• [TASK OBJECTIVE]: Identify all lines below that hold "name" and collect them.

• [GIVEN RECORDS]:
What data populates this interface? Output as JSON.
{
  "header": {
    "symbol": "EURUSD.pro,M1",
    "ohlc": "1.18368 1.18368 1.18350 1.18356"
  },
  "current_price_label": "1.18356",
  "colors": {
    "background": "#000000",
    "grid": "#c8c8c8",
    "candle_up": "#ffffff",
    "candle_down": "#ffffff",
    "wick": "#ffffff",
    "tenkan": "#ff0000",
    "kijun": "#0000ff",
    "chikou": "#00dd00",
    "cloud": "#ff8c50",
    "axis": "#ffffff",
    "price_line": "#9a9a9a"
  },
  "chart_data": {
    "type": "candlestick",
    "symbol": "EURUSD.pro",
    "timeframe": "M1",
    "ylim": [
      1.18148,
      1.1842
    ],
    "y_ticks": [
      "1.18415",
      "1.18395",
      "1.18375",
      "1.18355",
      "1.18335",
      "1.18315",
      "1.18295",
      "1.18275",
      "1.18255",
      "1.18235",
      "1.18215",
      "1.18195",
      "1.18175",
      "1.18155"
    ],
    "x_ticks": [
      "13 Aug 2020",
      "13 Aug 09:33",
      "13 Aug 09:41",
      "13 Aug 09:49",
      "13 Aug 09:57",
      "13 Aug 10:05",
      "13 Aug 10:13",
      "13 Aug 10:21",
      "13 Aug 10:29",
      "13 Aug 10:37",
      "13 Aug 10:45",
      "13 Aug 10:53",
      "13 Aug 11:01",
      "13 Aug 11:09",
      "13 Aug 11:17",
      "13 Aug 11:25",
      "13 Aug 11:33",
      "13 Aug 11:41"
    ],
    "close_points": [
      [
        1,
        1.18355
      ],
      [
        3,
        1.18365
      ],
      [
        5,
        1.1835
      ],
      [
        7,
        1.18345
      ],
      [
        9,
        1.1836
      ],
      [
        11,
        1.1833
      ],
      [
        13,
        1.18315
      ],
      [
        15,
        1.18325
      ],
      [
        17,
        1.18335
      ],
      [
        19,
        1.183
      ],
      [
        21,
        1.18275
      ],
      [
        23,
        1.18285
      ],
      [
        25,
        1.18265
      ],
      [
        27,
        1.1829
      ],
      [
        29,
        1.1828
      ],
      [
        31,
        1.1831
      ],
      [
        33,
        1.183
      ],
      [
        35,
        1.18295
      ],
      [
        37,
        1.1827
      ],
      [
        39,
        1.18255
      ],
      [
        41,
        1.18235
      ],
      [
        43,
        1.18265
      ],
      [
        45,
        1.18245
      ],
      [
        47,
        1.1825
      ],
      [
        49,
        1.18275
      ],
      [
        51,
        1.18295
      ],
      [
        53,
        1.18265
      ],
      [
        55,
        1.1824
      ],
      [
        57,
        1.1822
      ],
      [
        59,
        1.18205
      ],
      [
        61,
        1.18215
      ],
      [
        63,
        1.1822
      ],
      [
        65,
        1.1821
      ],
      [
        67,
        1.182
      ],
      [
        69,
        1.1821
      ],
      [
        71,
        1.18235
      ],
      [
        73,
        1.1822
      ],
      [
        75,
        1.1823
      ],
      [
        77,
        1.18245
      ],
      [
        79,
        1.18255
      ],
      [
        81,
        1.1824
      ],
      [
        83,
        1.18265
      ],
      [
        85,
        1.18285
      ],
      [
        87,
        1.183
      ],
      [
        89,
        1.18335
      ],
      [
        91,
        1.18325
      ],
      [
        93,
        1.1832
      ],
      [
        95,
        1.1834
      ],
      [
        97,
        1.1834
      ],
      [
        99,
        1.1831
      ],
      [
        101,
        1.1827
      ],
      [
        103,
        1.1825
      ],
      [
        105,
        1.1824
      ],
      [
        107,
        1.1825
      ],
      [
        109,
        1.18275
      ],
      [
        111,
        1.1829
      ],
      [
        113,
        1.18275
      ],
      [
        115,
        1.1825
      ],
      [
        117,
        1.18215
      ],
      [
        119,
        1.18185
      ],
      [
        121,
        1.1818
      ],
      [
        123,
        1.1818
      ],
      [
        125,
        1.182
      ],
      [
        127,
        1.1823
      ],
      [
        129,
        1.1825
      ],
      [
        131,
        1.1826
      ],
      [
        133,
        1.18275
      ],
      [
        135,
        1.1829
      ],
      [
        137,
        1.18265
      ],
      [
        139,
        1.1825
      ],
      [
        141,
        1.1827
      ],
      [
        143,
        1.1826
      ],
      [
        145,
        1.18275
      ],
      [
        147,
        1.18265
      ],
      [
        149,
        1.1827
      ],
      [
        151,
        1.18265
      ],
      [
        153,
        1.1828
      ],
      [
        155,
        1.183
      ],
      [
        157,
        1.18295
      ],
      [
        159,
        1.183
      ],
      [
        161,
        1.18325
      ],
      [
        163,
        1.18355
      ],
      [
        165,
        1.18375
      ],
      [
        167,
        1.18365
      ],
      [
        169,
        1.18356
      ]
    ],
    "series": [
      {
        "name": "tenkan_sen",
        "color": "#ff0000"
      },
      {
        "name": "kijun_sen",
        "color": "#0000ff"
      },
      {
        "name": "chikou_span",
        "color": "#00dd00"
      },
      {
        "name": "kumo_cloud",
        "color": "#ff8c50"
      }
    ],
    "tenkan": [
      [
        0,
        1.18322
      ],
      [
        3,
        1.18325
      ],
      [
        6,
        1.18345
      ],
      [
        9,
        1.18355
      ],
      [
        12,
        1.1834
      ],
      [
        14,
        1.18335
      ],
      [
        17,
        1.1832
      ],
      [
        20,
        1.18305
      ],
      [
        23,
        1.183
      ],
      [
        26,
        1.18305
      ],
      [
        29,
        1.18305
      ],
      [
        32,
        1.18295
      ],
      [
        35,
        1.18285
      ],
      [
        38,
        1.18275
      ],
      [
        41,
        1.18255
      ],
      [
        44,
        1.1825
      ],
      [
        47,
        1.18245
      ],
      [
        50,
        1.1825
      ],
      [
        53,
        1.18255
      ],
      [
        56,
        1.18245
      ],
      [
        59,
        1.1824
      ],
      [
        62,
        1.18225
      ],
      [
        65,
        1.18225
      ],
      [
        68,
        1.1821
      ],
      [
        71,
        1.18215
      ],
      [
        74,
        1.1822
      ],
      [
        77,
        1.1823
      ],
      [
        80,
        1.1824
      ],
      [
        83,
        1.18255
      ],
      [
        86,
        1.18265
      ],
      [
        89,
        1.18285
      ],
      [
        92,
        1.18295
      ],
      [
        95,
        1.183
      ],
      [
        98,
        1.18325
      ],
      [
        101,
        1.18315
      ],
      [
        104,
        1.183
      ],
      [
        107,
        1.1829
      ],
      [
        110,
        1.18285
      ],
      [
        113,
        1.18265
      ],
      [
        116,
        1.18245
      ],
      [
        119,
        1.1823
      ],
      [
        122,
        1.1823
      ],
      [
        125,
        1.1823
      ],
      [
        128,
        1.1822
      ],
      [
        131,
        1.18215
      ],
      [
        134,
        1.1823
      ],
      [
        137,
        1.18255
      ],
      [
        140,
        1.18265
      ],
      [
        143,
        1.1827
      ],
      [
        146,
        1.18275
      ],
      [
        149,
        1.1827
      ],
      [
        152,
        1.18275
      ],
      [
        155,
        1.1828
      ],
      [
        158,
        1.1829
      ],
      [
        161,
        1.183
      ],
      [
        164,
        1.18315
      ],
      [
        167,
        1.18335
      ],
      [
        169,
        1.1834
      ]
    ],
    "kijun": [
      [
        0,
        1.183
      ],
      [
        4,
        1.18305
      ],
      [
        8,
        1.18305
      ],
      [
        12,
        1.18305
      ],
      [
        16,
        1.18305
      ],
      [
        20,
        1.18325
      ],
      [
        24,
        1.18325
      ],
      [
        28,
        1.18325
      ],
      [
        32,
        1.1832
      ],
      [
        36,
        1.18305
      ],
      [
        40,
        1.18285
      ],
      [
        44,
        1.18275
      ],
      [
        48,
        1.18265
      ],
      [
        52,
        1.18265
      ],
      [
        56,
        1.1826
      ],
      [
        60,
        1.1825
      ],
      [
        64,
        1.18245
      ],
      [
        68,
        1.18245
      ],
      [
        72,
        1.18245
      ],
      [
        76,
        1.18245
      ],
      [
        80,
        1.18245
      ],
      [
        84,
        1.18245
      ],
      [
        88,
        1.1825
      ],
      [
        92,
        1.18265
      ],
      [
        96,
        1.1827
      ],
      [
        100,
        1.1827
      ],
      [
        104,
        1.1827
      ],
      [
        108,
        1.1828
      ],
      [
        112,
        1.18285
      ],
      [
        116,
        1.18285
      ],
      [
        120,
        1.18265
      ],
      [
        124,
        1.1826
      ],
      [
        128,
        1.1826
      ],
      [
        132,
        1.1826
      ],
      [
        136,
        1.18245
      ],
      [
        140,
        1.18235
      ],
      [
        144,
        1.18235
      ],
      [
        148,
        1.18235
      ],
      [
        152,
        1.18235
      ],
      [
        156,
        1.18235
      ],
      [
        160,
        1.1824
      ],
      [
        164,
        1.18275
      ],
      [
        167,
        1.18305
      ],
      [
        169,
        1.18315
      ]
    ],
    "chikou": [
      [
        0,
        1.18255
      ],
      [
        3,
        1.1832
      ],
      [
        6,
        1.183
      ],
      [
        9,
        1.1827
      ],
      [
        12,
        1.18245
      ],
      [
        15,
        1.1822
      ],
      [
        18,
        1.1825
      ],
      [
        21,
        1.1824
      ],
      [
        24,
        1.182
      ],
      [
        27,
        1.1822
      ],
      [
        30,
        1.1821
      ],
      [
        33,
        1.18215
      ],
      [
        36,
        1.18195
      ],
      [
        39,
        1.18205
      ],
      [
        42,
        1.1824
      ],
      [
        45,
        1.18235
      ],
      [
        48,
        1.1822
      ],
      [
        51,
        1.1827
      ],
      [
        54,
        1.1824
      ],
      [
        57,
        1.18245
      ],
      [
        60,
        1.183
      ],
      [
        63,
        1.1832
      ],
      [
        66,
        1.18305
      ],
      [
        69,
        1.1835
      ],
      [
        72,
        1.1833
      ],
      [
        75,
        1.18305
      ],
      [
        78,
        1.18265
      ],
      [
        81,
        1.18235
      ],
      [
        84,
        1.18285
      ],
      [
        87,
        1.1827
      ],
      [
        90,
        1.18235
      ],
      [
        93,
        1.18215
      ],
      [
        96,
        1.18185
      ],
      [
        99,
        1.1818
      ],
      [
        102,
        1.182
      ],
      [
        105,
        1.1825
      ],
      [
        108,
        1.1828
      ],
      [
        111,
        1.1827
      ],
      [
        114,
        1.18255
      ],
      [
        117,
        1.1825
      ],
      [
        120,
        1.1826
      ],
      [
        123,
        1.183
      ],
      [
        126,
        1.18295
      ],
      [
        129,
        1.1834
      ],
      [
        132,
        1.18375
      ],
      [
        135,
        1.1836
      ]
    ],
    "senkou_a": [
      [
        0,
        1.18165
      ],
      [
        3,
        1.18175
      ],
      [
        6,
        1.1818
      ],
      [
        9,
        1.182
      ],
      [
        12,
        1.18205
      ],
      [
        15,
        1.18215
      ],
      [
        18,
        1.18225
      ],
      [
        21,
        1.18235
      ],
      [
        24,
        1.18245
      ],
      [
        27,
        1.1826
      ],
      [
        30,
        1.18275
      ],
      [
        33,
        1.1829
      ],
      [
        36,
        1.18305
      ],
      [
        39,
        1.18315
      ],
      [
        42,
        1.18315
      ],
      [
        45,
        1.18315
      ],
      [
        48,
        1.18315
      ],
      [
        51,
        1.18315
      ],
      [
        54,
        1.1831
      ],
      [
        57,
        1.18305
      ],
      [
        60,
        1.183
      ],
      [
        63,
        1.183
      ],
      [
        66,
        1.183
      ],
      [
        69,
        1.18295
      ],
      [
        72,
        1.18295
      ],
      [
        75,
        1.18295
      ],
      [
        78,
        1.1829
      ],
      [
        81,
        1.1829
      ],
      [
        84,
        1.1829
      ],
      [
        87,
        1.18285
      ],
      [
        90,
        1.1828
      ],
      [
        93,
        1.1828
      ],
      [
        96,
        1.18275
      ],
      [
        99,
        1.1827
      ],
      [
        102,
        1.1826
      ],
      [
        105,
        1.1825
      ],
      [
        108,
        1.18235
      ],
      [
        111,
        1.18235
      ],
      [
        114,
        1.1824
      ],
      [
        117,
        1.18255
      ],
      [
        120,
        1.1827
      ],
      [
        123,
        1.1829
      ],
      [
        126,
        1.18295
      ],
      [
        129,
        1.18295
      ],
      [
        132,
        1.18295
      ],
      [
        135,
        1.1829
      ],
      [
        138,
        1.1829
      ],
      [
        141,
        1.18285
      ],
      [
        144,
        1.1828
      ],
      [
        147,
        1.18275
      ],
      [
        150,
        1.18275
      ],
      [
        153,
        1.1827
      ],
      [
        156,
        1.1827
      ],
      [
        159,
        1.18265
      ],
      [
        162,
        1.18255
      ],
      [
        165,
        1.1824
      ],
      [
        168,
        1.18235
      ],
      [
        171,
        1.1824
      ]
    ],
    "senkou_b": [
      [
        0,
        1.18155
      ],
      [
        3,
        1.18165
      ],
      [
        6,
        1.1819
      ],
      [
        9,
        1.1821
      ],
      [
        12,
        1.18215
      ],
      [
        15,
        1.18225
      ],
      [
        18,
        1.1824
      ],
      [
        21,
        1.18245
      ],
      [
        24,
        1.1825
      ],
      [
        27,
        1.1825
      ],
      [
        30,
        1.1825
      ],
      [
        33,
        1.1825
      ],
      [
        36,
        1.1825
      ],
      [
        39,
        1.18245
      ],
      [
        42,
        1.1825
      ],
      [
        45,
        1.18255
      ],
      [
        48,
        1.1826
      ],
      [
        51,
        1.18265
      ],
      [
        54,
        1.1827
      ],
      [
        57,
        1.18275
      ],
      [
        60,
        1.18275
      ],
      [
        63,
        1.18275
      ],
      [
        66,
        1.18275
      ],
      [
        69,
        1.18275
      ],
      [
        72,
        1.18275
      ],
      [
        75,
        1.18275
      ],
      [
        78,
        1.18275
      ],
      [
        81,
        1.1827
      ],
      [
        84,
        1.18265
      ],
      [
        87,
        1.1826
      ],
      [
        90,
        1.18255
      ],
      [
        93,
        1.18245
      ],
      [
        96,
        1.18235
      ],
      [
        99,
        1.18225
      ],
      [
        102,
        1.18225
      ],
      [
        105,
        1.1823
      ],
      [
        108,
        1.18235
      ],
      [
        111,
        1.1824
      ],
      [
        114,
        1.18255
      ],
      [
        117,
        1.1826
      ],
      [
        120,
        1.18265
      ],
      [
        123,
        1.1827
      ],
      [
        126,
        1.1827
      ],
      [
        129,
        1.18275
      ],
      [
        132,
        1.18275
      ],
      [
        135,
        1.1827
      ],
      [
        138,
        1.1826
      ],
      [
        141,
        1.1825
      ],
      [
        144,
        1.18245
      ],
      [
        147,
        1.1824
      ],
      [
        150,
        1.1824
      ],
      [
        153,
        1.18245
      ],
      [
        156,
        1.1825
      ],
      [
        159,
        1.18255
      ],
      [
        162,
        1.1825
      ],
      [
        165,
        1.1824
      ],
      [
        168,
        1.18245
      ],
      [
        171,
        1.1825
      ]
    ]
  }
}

• [FULL OUTPUT]:
        "name": "tenkan_sen",
        "name": "kijun_sen",
        "name": "chikou_span",
        "name": "kumo_cloud",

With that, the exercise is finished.